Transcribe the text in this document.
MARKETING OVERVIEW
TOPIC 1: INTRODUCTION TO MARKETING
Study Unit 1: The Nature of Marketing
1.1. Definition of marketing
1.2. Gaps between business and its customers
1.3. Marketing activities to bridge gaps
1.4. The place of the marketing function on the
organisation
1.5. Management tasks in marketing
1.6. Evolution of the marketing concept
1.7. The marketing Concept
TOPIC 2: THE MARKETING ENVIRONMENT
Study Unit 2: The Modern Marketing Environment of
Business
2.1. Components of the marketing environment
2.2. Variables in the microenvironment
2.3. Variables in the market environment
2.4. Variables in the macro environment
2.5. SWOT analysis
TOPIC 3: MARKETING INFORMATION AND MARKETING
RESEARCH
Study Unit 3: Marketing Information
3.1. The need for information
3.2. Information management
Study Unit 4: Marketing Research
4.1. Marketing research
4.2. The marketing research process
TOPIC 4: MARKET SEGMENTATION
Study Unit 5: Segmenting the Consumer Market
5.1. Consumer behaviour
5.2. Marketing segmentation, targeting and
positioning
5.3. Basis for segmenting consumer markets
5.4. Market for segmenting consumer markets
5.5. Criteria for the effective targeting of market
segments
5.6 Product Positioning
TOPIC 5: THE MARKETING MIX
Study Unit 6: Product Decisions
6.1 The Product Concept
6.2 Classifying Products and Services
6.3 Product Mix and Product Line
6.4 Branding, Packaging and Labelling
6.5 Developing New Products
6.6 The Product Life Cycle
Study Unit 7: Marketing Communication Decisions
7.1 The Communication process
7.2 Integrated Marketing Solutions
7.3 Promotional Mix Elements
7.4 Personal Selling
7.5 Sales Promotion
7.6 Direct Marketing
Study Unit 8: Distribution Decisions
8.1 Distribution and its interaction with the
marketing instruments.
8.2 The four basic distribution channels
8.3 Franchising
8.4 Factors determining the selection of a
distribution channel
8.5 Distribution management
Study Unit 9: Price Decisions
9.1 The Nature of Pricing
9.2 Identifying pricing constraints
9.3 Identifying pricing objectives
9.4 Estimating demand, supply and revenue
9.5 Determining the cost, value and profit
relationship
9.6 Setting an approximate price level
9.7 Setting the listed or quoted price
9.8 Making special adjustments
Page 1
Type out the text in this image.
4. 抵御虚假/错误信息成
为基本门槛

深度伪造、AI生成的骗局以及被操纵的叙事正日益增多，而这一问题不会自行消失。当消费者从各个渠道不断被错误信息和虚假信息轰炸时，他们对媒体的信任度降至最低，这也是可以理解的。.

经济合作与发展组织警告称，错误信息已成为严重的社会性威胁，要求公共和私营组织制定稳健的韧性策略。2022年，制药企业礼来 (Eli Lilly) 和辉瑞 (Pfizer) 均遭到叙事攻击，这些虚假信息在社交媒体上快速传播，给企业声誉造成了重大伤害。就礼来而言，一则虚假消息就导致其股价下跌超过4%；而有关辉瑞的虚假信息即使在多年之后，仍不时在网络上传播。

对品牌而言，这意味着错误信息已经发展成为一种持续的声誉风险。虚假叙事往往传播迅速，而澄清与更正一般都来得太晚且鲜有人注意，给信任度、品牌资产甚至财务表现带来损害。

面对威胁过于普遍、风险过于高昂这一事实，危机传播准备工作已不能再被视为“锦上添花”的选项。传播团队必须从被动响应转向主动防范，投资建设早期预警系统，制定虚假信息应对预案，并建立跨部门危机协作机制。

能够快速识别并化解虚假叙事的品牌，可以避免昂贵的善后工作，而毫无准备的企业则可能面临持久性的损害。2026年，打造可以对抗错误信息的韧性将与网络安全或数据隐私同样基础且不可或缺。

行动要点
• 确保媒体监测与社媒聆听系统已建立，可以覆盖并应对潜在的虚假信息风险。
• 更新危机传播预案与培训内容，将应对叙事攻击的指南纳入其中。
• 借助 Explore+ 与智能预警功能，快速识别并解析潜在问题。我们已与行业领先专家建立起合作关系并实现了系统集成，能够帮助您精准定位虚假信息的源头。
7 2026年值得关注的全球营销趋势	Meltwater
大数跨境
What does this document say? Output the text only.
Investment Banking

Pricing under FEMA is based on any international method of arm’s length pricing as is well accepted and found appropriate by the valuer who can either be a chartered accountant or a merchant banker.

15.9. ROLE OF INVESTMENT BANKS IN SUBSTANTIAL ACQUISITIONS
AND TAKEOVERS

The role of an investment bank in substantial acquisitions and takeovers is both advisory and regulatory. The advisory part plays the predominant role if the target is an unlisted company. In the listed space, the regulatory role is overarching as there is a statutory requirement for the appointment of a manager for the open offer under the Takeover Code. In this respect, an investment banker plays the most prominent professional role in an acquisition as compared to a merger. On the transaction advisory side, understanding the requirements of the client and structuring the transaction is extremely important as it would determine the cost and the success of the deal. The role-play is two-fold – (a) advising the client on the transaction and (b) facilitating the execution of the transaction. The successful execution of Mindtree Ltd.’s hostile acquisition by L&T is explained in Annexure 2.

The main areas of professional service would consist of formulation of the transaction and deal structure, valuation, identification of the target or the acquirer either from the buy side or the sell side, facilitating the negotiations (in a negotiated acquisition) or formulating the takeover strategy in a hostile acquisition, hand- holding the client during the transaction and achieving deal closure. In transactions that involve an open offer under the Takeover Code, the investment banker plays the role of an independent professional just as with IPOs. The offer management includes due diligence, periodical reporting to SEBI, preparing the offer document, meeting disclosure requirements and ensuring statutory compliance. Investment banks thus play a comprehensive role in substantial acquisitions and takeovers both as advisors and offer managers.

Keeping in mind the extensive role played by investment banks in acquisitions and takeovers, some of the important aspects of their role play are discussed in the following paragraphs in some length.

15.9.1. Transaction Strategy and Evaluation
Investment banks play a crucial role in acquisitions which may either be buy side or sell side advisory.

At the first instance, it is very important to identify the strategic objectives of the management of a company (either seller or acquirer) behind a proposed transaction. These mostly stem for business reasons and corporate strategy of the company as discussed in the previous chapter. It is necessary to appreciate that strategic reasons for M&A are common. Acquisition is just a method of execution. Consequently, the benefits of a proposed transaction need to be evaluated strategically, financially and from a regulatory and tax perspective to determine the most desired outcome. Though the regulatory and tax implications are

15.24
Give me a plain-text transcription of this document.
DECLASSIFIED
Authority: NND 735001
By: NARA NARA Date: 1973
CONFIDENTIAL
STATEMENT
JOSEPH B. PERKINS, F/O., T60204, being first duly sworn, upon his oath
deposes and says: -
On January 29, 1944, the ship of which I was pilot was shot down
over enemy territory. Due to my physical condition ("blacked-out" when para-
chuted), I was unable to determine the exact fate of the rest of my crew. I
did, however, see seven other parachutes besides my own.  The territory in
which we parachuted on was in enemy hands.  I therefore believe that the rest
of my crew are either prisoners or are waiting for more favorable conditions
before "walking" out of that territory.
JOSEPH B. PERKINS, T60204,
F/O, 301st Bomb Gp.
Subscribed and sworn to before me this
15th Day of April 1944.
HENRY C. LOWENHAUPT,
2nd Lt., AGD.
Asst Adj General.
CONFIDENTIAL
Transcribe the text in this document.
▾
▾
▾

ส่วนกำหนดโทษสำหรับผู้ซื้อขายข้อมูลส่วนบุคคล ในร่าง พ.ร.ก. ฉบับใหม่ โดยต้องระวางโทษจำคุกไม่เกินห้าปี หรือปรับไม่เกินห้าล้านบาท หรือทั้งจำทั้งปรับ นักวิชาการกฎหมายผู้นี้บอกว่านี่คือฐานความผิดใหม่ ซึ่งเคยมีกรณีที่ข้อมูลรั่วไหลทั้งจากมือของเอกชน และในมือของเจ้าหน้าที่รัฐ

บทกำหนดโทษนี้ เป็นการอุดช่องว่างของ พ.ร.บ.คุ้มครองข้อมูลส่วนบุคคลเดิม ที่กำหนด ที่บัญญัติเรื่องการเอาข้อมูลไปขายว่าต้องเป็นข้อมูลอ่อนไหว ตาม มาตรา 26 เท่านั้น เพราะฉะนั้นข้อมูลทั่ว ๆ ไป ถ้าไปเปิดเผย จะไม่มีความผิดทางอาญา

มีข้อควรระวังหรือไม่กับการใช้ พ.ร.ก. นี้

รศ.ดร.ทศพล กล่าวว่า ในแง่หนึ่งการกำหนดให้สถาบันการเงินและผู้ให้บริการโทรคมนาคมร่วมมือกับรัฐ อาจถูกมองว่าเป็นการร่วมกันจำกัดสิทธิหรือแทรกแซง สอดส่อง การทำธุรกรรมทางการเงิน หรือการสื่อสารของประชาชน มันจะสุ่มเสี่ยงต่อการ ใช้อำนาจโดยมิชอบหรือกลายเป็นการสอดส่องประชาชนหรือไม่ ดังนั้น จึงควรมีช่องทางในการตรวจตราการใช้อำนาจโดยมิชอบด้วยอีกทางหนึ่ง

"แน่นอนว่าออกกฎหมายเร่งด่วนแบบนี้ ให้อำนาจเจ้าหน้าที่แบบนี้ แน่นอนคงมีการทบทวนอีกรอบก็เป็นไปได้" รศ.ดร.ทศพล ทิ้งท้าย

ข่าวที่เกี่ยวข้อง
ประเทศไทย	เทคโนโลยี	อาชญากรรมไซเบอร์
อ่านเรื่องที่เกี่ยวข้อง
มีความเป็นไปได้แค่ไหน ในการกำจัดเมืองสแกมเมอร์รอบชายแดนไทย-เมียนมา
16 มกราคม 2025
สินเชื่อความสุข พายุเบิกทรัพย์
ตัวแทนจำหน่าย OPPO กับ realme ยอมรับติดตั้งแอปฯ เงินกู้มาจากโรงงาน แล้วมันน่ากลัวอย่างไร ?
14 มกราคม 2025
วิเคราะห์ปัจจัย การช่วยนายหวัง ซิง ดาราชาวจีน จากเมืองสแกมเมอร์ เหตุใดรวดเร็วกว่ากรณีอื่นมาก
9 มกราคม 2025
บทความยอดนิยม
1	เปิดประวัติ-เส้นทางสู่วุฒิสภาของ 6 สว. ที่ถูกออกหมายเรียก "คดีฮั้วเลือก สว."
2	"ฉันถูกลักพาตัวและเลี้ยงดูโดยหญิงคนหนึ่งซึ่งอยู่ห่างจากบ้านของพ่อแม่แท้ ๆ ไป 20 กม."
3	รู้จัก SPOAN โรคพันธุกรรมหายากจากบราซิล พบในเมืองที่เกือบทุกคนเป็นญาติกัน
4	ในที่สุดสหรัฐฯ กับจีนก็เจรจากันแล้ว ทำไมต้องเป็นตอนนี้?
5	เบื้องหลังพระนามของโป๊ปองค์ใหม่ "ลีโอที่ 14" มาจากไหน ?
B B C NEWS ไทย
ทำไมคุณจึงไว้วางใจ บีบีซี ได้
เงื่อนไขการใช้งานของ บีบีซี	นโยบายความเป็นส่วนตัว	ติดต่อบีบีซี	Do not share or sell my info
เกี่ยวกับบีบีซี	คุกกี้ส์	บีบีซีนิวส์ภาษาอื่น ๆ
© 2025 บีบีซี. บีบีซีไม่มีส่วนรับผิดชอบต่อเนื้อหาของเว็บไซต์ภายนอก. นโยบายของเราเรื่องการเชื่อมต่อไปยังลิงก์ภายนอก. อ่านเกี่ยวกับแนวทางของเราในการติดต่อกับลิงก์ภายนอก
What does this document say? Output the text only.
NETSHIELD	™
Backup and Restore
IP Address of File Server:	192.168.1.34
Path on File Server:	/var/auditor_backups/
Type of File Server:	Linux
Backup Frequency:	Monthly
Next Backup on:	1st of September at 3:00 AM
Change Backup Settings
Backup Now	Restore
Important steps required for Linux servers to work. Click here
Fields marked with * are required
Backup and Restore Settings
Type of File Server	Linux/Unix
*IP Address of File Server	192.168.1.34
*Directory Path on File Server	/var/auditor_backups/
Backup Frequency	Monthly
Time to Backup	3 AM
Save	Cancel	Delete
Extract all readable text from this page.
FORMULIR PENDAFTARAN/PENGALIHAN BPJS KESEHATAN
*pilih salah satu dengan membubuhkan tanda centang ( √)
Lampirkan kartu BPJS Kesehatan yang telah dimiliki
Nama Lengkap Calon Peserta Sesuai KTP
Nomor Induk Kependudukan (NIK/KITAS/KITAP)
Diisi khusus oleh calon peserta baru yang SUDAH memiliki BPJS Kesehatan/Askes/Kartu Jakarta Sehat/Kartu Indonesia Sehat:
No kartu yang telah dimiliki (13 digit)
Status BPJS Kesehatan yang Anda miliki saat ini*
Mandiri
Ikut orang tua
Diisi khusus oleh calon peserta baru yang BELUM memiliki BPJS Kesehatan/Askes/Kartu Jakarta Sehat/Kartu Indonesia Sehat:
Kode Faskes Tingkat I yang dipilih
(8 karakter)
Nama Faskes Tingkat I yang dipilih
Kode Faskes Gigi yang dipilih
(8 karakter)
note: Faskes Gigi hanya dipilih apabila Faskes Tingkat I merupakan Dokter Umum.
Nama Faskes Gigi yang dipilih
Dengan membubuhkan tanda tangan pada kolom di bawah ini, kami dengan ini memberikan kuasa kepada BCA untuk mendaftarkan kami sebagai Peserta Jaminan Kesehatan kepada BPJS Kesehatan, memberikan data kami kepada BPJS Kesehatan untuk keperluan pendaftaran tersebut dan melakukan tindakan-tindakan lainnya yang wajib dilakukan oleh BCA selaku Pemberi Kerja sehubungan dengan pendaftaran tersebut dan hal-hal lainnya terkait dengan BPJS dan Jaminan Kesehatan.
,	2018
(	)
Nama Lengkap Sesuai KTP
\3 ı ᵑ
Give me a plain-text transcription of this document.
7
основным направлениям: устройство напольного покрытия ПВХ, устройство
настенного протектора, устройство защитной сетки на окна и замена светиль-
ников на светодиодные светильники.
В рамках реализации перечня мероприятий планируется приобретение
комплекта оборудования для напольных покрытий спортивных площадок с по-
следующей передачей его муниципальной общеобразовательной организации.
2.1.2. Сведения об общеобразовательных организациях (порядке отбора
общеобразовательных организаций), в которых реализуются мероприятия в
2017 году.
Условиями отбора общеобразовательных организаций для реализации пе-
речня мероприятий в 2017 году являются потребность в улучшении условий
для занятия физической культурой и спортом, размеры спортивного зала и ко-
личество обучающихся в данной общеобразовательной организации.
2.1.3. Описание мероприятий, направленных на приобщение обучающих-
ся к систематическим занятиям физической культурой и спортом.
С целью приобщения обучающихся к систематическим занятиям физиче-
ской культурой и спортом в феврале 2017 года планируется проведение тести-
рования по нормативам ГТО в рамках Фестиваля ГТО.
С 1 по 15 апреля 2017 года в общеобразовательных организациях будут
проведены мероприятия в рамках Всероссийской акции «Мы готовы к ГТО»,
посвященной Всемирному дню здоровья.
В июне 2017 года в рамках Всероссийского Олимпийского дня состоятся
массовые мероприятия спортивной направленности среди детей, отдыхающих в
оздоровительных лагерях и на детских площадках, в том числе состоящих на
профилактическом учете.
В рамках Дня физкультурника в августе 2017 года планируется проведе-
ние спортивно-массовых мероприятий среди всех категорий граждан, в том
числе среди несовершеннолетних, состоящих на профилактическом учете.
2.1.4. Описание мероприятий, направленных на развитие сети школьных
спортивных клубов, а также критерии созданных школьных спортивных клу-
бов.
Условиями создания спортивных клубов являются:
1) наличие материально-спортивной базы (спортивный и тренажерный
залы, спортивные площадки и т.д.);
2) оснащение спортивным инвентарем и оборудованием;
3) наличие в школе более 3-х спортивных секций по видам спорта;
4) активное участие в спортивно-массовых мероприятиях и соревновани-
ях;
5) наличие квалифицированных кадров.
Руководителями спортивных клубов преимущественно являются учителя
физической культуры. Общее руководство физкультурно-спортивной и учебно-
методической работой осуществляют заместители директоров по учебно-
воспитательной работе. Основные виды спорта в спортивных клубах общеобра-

-*-*-

• _TASK DETAILS_
Reply with only the number of lines in the material above where the string "организациях" appears.

• _RESPONSE TO THE TASK_
2